▶ **TASK STATEMENT**:
Repeat every record below exactly, leaving out the pictures.

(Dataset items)

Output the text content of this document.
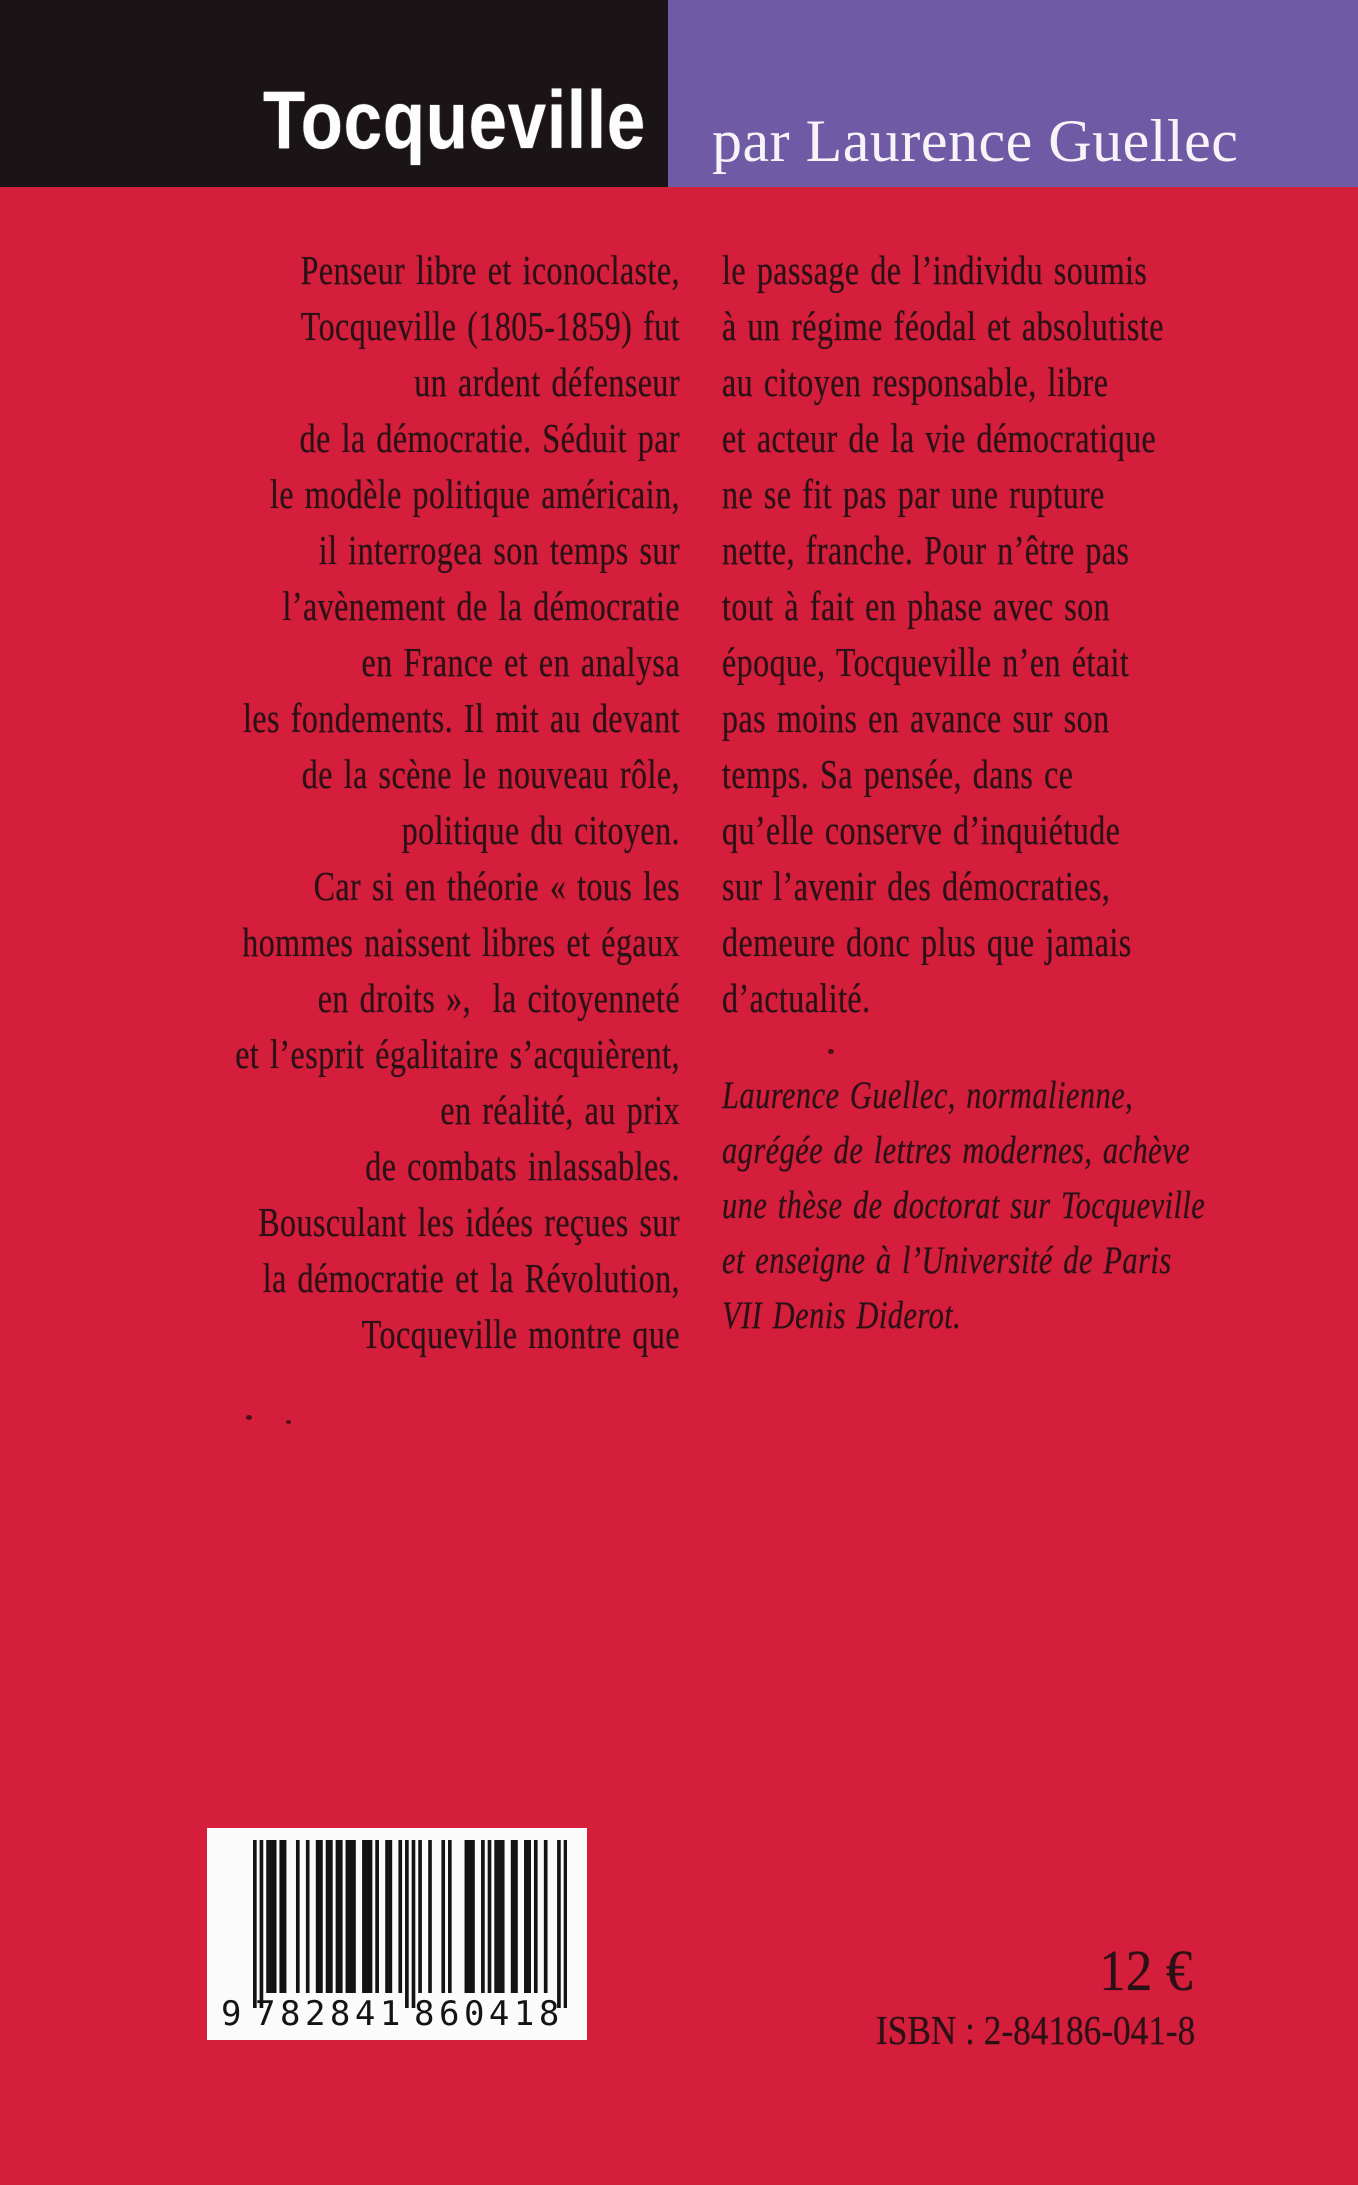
Tocqueville par Laurence Guellec
Penseur libre et iconoclaste,
Tocqueville (1805-1859) fut
un ardent défenseur
de la démocratie. Séduit par
le modèle politique américain,
il interrogea son temps sur
l’avènement de la démocratie
en France et en analysa
les fondements. Il mit au devant
de la scène le nouveau rôle,
politique du citoyen.
Car si en théorie « tous les
hommes naissent libres et égaux
en droits »,  la citoyenneté
et l’esprit égalitaire s’acquièrent,
en réalité, au prix
de combats inlassables.
Bousculant les idées reçues sur
la démocratie et la Révolution,
Tocqueville montre que
le passage de l’individu soumis
à un régime féodal et absolutiste
au citoyen responsable, libre
et acteur de la vie démocratique
ne se fit pas par une rupture
nette, franche. Pour n’être pas
tout à fait en phase avec son
époque, Tocqueville n’en était
pas moins en avance sur son
temps. Sa pensée, dans ce
qu’elle conserve d’inquiétude
sur l’avenir des démocraties,
demeure donc plus que jamais
d’actualité.
Laurence Guellec, normalienne,
agrégée de lettres modernes, achève
une thèse de doctorat sur Tocqueville
et enseigne à l’Université de Paris
VII Denis Diderot.
9 782841 860418
12 €
ISBN : 2-84186-041-8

▶ **EXERCISE OUTPUT**:
Output the text content of this document.
Tocqueville par Laurence Guellec
Penseur libre et iconoclaste,
Tocqueville (1805-1859) fut
un ardent défenseur
de la démocratie. Séduit par
le modèle politique américain,
il interrogea son temps sur
l’avènement de la démocratie
en France et en analysa
les fondements. Il mit au devant
de la scène le nouveau rôle,
politique du citoyen.
Car si en théorie « tous les
hommes naissent libres et égaux
en droits »,  la citoyenneté
et l’esprit égalitaire s’acquièrent,
en réalité, au prix
de combats inlassables.
Bousculant les idées reçues sur
la démocratie et la Révolution,
Tocqueville montre que
le passage de l’individu soumis
à un régime féodal et absolutiste
au citoyen responsable, libre
et acteur de la vie démocratique
ne se fit pas par une rupture
nette, franche. Pour n’être pas
tout à fait en phase avec son
époque, Tocqueville n’en était
pas moins en avance sur son
temps. Sa pensée, dans ce
qu’elle conserve d’inquiétude
sur l’avenir des démocraties,
demeure donc plus que jamais
d’actualité.
Laurence Guellec, normalienne,
agrégée de lettres modernes, achève
une thèse de doctorat sur Tocqueville
et enseigne à l’Université de Paris
VII Denis Diderot.
9 782841 860418
12 €
ISBN : 2-84186-041-8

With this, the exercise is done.